_Problem to solve_
Echo the lines below word for word, starting with the first line and ending with the line that contains "949, 652, 955]". Include both of those lines.
++++
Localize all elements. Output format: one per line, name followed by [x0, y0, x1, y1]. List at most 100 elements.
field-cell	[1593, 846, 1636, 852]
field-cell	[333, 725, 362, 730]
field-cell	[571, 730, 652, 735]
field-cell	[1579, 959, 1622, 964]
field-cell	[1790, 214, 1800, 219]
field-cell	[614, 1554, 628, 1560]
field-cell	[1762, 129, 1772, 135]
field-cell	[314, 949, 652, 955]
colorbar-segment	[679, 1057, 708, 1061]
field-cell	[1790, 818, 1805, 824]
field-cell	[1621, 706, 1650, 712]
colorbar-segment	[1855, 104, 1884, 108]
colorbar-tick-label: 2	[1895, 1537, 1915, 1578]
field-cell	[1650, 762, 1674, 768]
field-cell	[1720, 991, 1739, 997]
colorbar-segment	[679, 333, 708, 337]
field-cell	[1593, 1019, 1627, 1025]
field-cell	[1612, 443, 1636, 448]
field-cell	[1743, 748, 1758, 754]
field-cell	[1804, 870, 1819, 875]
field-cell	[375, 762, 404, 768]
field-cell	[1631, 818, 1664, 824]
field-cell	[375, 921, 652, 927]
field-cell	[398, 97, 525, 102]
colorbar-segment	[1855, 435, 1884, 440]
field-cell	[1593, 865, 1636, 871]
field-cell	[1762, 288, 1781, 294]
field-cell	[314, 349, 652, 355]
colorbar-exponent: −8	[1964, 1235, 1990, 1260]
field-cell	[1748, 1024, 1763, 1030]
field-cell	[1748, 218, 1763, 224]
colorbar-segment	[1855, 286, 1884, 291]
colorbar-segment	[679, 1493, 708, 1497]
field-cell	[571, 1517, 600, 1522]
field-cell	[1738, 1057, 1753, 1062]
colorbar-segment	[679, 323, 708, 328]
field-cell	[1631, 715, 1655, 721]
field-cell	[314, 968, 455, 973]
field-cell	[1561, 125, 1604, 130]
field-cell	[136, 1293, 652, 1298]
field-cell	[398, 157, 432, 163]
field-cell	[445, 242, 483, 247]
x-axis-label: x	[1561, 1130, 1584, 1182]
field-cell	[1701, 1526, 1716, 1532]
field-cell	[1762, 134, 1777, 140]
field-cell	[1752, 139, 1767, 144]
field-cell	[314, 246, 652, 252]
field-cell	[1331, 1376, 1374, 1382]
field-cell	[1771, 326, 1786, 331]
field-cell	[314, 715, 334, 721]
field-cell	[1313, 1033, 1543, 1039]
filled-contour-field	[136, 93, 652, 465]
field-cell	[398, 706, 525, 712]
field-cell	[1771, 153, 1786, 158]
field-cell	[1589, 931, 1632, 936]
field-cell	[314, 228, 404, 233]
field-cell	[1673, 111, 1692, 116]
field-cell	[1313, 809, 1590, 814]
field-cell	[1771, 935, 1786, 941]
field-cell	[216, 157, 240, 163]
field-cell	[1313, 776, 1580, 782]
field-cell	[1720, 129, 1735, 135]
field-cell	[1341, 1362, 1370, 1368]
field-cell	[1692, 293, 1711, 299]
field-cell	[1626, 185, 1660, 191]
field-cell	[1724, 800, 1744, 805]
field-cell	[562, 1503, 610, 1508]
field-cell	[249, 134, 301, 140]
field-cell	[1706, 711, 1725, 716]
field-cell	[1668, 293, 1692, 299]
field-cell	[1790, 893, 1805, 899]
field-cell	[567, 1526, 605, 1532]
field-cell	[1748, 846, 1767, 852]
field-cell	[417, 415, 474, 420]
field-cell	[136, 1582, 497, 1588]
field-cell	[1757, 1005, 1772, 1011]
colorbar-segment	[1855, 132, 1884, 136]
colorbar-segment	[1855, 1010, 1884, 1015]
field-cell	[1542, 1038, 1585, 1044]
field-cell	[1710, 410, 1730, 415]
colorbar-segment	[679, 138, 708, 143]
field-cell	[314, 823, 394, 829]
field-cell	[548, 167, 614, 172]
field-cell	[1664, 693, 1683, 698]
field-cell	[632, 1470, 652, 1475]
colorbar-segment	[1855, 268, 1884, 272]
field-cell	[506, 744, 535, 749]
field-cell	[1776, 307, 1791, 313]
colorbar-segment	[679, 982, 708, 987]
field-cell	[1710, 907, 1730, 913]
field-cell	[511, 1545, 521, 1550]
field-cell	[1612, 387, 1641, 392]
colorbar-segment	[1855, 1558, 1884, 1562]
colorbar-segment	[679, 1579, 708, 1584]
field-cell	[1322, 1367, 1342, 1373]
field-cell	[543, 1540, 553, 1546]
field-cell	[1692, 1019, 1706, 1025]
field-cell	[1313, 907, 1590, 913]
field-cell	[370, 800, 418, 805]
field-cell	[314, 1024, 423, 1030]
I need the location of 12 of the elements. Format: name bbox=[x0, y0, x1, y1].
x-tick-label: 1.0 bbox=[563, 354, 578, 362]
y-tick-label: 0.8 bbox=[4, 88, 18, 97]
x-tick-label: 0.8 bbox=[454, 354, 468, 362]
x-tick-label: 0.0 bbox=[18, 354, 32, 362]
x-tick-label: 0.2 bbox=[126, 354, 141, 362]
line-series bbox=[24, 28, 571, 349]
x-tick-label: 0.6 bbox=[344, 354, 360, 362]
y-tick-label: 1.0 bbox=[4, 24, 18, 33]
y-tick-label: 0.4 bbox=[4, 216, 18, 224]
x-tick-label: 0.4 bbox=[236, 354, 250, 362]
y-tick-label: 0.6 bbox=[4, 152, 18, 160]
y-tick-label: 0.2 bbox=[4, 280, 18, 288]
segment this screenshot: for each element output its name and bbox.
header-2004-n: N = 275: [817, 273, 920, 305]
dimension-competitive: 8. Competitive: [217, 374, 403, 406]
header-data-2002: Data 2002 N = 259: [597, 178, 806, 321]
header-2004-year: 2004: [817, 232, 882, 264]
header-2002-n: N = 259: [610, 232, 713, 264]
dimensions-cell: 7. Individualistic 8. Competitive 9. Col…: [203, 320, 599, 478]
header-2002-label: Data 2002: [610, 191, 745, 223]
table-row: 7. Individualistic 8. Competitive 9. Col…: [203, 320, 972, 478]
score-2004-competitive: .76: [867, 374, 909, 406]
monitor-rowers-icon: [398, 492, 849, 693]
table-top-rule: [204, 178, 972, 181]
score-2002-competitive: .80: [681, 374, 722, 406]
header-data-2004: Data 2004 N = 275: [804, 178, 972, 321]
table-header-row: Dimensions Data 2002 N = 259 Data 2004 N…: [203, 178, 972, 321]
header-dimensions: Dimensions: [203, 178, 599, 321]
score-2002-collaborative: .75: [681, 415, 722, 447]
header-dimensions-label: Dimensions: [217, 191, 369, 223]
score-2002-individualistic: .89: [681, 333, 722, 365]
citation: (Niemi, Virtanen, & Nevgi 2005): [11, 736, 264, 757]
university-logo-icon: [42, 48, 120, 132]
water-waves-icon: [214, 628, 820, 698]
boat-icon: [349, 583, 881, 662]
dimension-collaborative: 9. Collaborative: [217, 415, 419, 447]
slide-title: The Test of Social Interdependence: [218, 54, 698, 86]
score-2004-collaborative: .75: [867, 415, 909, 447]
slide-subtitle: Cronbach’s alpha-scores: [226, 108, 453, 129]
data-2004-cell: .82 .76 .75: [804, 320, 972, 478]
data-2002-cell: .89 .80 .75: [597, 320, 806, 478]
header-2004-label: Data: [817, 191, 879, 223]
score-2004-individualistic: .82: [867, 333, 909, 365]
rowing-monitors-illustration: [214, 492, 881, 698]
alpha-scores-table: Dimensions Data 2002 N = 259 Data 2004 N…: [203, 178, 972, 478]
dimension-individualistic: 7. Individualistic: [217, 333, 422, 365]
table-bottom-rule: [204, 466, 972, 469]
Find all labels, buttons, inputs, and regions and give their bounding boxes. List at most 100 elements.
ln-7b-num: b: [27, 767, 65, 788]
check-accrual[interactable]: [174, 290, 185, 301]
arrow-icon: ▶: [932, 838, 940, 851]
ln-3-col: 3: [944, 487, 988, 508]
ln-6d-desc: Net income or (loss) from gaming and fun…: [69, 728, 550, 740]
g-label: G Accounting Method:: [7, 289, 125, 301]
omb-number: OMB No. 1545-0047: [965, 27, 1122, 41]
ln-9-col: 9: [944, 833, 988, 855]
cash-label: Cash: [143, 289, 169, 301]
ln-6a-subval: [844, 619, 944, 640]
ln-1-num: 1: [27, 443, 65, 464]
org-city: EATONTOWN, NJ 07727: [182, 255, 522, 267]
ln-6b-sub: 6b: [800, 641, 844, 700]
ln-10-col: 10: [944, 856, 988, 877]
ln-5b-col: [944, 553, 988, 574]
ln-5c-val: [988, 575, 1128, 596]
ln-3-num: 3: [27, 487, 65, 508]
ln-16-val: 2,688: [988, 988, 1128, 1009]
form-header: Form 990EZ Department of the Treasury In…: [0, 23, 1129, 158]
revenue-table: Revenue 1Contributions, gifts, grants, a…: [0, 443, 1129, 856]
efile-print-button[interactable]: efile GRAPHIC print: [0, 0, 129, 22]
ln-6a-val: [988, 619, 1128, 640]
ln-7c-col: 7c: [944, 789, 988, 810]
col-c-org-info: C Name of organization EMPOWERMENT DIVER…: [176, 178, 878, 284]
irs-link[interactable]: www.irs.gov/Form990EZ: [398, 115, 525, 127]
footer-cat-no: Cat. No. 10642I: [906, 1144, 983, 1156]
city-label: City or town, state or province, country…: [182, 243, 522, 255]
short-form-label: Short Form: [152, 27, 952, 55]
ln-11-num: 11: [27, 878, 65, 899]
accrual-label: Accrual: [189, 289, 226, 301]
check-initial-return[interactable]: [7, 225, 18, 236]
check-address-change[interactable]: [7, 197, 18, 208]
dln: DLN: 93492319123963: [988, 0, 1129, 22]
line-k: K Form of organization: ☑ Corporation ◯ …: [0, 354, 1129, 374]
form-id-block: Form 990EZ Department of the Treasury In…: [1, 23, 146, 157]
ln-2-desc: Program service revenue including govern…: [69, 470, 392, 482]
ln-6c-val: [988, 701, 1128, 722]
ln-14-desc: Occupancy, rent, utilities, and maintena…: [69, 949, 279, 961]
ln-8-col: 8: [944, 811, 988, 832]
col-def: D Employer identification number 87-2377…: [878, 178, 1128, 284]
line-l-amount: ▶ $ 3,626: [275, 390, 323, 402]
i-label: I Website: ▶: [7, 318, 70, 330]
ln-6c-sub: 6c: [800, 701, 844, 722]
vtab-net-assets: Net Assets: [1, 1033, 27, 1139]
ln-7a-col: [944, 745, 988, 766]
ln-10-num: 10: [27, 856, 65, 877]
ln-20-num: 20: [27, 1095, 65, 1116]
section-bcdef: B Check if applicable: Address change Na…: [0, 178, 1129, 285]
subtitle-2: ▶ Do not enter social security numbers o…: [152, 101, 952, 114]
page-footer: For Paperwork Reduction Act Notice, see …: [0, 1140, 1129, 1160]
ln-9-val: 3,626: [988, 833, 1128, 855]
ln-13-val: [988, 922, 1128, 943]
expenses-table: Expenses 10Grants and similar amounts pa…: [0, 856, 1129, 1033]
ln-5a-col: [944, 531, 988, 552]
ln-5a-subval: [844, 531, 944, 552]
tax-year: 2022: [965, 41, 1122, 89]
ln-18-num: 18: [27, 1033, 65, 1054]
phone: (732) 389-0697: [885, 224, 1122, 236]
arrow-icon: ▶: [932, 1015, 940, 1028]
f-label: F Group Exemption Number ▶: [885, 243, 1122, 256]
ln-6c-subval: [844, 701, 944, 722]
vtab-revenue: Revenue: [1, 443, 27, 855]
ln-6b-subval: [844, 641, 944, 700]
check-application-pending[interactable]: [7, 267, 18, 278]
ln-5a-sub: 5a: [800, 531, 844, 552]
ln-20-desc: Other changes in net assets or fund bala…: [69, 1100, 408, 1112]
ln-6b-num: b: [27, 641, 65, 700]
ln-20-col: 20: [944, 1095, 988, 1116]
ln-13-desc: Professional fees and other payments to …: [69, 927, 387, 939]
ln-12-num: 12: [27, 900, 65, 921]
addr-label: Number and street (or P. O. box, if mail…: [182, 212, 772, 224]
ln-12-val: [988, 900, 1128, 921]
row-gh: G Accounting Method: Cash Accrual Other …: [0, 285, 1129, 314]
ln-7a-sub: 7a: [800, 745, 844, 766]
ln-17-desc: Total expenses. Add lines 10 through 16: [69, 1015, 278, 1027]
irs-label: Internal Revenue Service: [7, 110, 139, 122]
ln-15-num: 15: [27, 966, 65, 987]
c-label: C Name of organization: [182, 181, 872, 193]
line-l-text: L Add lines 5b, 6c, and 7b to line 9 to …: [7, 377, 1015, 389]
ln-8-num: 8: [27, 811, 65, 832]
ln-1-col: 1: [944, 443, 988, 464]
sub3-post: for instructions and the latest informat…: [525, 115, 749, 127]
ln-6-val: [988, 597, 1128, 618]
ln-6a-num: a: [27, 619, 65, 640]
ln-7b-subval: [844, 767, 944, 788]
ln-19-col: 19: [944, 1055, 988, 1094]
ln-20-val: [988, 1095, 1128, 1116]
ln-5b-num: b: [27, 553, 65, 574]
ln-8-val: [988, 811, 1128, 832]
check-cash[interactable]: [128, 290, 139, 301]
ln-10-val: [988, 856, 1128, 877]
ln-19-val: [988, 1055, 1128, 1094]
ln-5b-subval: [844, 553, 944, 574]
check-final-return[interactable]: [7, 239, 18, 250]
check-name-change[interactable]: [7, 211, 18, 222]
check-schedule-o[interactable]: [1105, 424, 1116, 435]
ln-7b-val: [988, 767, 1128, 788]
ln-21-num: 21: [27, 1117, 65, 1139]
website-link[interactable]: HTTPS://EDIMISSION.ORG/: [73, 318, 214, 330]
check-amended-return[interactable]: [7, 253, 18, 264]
++++
_Solution below_
Localize all elements. Output format: one per line, name followed by [x0, y0, x1, y1]. List at most 100 elements.
field-cell	[1593, 846, 1636, 852]
field-cell	[333, 725, 362, 730]
field-cell	[571, 730, 652, 735]
field-cell	[1579, 959, 1622, 964]
field-cell	[1790, 214, 1800, 219]
field-cell	[614, 1554, 628, 1560]
field-cell	[1762, 129, 1772, 135]
field-cell	[314, 949, 652, 955]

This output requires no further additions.